— start of SUPPLIED RECORDS —
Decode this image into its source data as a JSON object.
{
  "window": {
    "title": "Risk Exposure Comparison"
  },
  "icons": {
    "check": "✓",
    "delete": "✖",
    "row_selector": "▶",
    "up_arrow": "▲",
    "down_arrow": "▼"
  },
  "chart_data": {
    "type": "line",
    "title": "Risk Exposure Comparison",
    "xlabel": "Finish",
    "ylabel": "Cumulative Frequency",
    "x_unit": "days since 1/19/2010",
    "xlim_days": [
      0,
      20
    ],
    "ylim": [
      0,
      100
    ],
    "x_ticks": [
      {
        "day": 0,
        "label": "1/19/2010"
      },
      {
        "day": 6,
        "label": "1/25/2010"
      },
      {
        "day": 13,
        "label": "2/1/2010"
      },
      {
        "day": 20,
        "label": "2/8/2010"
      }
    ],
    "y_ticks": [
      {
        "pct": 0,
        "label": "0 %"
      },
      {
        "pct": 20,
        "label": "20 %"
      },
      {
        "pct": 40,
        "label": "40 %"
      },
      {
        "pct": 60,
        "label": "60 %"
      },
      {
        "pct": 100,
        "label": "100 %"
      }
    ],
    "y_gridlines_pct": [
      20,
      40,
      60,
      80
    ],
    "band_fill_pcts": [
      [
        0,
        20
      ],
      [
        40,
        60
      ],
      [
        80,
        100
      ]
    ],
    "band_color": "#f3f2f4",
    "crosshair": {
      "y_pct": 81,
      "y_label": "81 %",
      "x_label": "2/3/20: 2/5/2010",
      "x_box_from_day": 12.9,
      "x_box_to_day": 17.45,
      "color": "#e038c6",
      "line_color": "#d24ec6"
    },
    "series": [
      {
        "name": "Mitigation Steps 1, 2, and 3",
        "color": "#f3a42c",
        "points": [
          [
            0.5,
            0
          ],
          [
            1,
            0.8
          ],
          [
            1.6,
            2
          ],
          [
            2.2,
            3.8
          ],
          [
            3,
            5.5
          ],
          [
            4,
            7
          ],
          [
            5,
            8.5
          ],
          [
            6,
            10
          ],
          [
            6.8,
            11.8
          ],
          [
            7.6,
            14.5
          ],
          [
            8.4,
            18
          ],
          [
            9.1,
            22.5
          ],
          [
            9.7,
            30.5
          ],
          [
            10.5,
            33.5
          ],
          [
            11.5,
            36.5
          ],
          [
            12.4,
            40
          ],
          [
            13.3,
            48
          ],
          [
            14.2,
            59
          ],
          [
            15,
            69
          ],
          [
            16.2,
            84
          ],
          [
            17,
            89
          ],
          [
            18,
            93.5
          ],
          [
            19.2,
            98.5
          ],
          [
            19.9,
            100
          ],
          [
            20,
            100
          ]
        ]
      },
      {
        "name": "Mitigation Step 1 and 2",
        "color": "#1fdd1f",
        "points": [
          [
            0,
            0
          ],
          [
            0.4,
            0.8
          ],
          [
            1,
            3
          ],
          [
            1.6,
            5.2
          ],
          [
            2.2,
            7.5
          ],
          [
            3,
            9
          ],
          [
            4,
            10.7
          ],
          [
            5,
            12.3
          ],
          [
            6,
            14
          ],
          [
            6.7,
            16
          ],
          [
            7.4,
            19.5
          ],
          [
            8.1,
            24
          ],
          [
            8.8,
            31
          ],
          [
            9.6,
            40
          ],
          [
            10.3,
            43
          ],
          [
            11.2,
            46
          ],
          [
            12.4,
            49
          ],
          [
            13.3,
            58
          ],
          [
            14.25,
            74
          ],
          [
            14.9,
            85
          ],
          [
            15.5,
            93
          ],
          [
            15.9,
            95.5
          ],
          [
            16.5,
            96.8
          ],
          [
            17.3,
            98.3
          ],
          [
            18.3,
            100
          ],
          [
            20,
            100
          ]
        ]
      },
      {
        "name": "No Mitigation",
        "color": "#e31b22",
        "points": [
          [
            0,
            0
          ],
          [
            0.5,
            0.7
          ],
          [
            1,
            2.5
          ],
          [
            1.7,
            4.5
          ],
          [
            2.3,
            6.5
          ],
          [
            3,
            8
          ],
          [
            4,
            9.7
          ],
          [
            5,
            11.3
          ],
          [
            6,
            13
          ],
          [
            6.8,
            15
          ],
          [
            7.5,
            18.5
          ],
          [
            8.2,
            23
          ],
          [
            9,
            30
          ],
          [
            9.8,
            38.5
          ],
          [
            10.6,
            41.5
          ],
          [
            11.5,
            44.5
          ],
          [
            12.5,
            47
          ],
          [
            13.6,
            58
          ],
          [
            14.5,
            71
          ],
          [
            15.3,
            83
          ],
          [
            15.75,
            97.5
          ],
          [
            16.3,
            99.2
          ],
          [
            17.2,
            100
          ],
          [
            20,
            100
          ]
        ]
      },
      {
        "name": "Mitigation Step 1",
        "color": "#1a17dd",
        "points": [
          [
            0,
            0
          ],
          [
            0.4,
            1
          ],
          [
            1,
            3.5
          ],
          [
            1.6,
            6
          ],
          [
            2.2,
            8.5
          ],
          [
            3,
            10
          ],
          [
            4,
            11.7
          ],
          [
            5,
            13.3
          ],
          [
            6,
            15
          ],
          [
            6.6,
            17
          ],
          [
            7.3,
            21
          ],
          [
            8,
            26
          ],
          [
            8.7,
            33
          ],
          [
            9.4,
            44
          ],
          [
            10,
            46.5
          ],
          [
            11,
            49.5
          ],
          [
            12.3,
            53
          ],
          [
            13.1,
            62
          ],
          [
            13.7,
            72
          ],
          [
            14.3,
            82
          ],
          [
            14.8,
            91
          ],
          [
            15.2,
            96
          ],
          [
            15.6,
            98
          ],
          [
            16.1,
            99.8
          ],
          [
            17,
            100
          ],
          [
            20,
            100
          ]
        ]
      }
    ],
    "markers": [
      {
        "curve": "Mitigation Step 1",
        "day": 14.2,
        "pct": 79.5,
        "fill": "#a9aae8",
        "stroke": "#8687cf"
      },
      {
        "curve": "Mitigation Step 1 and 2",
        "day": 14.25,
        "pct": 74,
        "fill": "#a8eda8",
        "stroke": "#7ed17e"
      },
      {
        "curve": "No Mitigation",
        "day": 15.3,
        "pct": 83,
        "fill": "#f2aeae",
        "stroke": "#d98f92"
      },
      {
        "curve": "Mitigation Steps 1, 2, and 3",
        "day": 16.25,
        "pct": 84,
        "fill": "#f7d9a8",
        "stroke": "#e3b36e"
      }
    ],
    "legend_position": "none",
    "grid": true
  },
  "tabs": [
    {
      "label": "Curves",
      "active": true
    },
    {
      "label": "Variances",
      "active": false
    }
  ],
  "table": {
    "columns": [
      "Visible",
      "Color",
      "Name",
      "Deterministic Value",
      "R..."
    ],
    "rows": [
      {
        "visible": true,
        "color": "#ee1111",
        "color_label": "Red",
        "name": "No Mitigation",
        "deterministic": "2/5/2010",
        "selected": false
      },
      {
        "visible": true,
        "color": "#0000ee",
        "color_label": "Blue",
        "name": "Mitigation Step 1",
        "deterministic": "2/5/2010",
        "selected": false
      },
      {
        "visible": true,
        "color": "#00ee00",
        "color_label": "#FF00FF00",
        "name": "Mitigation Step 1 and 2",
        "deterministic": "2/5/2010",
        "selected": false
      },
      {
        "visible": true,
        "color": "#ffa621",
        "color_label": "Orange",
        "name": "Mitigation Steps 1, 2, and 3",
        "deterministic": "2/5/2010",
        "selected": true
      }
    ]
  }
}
— end of SUPPLIED RECORDS —
• WHAT YOU WILL DO:
Extract the full listing and reproduce each line exactly.

• RESULT FOR THIS EXERCISE:
Decode this image into its source data as a JSON object.
{
  "window": {
    "title": "Risk Exposure Comparison"
  },
  "icons": {
    "check": "✓",
    "delete": "✖",
    "row_selector": "▶",
    "up_arrow": "▲",
    "down_arrow": "▼"
  },
  "chart_data": {
    "type": "line",
    "title": "Risk Exposure Comparison",
    "xlabel": "Finish",
    "ylabel": "Cumulative Frequency",
    "x_unit": "days since 1/19/2010",
    "xlim_days": [
      0,
      20
    ],
    "ylim": [
      0,
      100
    ],
    "x_ticks": [
      {
        "day": 0,
        "label": "1/19/2010"
      },
      {
        "day": 6,
        "label": "1/25/2010"
      },
      {
        "day": 13,
        "label": "2/1/2010"
      },
      {
        "day": 20,
        "label": "2/8/2010"
      }
    ],
    "y_ticks": [
      {
        "pct": 0,
        "label": "0 %"
      },
      {
        "pct": 20,
        "label": "20 %"
      },
      {
        "pct": 40,
        "label": "40 %"
      },
      {
        "pct": 60,
        "label": "60 %"
      },
      {
        "pct": 100,
        "label": "100 %"
      }
    ],
    "y_gridlines_pct": [
      20,
      40,
      60,
      80
    ],
    "band_fill_pcts": [
      [
        0,
        20
      ],
      [
        40,
        60
      ],
      [
        80,
        100
      ]
    ],
    "band_color": "#f3f2f4",
    "crosshair": {
      "y_pct": 81,
      "y_label": "81 %",
      "x_label": "2/3/20: 2/5/2010",
      "x_box_from_day": 12.9,
      "x_box_to_day": 17.45,
      "color": "#e038c6",
      "line_color": "#d24ec6"
    },
    "series": [
      {
        "name": "Mitigation Steps 1, 2, and 3",
        "color": "#f3a42c",
        "points": [
          [
            0.5,
            0
          ],
          [
            1,
            0.8
          ],
          [
            1.6,
            2
          ],
          [
            2.2,
            3.8
          ],
          [
            3,
            5.5
          ],
          [
            4,
            7
          ],
          [
            5,
            8.5
          ],
          [
            6,
            10
          ],
          [
            6.8,
            11.8
          ],
          [
            7.6,
            14.5
          ],
          [
            8.4,
            18
          ],
          [
            9.1,
            22.5
          ],
          [
            9.7,
            30.5
          ],
          [
            10.5,
            33.5
          ],
          [
            11.5,
            36.5
          ],
          [
            12.4,
            40
          ],
          [
            13.3,
            48
          ],
          [
            14.2,
            59
          ],
          [
            15,
            69
          ],
          [
            16.2,
            84
          ],
          [
            17,
            89
          ],
          [
            18,
            93.5
          ],
          [
            19.2,
            98.5
          ],
          [
            19.9,
            100
          ],
          [
            20,
            100
          ]
        ]
      },
      {
        "name": "Mitigation Step 1 and 2",
        "color": "#1fdd1f",
        "points": [
          [
            0,
            0
          ],
          [
            0.4,
            0.8
          ],
          [
            1,
            3
          ],
          [
            1.6,
            5.2
          ],
          [
            2.2,
            7.5
          ],
          [
            3,
            9
          ],
          [
            4,
            10.7
          ],
          [
            5,
            12.3
          ],
          [
            6,
            14
          ],
          [
            6.7,
            16
          ],
          [
            7.4,
            19.5
          ],
          [
            8.1,
            24
          ],
          [
            8.8,
            31
          ],
          [
            9.6,
            40
          ],
          [
            10.3,
            43
          ],
          [
            11.2,
            46
          ],
          [
            12.4,
            49
          ],
          [
            13.3,
            58
          ],
          [
            14.25,
            74
          ],
          [
            14.9,
            85
          ],
          [
            15.5,
            93
          ],
          [
            15.9,
            95.5
          ],
          [
            16.5,
            96.8
          ],
          [
            17.3,
            98.3
          ],
          [
            18.3,
            100
          ],
          [
            20,
            100
          ]
        ]
      },
      {
        "name": "No Mitigation",
        "color": "#e31b22",
        "points": [
          [
            0,
            0
          ],
          [
            0.5,
            0.7
          ],
          [
            1,
            2.5
          ],
          [
            1.7,
            4.5
          ],
          [
            2.3,
            6.5
          ],
          [
            3,
            8
          ],
          [
            4,
            9.7
          ],
          [
            5,
            11.3
          ],
          [
            6,
            13
          ],
          [
            6.8,
            15
          ],
          [
            7.5,
            18.5
          ],
          [
            8.2,
            23
          ],
          [
            9,
            30
          ],
          [
            9.8,
            38.5
          ],
          [
            10.6,
            41.5
          ],
          [
            11.5,
            44.5
          ],
          [
            12.5,
            47
          ],
          [
            13.6,
            58
          ],
          [
            14.5,
            71
          ],
          [
            15.3,
            83
          ],
          [
            15.75,
            97.5
          ],
          [
            16.3,
            99.2
          ],
          [
            17.2,
            100
          ],
          [
            20,
            100
          ]
        ]
      },
      {
        "name": "Mitigation Step 1",
        "color": "#1a17dd",
        "points": [
          [
            0,
            0
          ],
          [
            0.4,
            1
          ],
          [
            1,
            3.5
          ],
          [
            1.6,
            6
          ],
          [
            2.2,
            8.5
          ],
          [
            3,
            10
          ],
          [
            4,
            11.7
          ],
          [
            5,
            13.3
          ],
          [
            6,
            15
          ],
          [
            6.6,
            17
          ],
          [
            7.3,
            21
          ],
          [
            8,
            26
          ],
          [
            8.7,
            33
          ],
          [
            9.4,
            44
          ],
          [
            10,
            46.5
          ],
          [
            11,
            49.5
          ],
          [
            12.3,
            53
          ],
          [
            13.1,
            62
          ],
          [
            13.7,
            72
          ],
          [
            14.3,
            82
          ],
          [
            14.8,
            91
          ],
          [
            15.2,
            96
          ],
          [
            15.6,
            98
          ],
          [
            16.1,
            99.8
          ],
          [
            17,
            100
          ],
          [
            20,
            100
          ]
        ]
      }
    ],
    "markers": [
      {
        "curve": "Mitigation Step 1",
        "day": 14.2,
        "pct": 79.5,
        "fill": "#a9aae8",
        "stroke": "#8687cf"
      },
      {
        "curve": "Mitigation Step 1 and 2",
        "day": 14.25,
        "pct": 74,
        "fill": "#a8eda8",
        "stroke": "#7ed17e"
      },
      {
        "curve": "No Mitigation",
        "day": 15.3,
        "pct": 83,
        "fill": "#f2aeae",
        "stroke": "#d98f92"
      },
      {
        "curve": "Mitigation Steps 1, 2, and 3",
        "day": 16.25,
        "pct": 84,
        "fill": "#f7d9a8",
        "stroke": "#e3b36e"
      }
    ],
    "legend_position": "none",
    "grid": true
  },
  "tabs": [
    {
      "label": "Curves",
      "active": true
    },
    {
      "label": "Variances",
      "active": false
    }
  ],
  "table": {
    "columns": [
      "Visible",
      "Color",
      "Name",
      "Deterministic Value",
      "R..."
    ],
    "rows": [
      {
        "visible": true,
        "color": "#ee1111",
        "color_label": "Red",
        "name": "No Mitigation",
        "deterministic": "2/5/2010",
        "selected": false
      },
      {
        "visible": true,
        "color": "#0000ee",
        "color_label": "Blue",
        "name": "Mitigation Step 1",
        "deterministic": "2/5/2010",
        "selected": false
      },
      {
        "visible": true,
        "color": "#00ee00",
        "color_label": "#FF00FF00",
        "name": "Mitigation Step 1 and 2",
        "deterministic": "2/5/2010",
        "selected": false
      },
      {
        "visible": true,
        "color": "#ffa621",
        "color_label": "Orange",
        "name": "Mitigation Steps 1, 2, and 3",
        "deterministic": "2/5/2010",
        "selected": true
      }
    ]
  }
}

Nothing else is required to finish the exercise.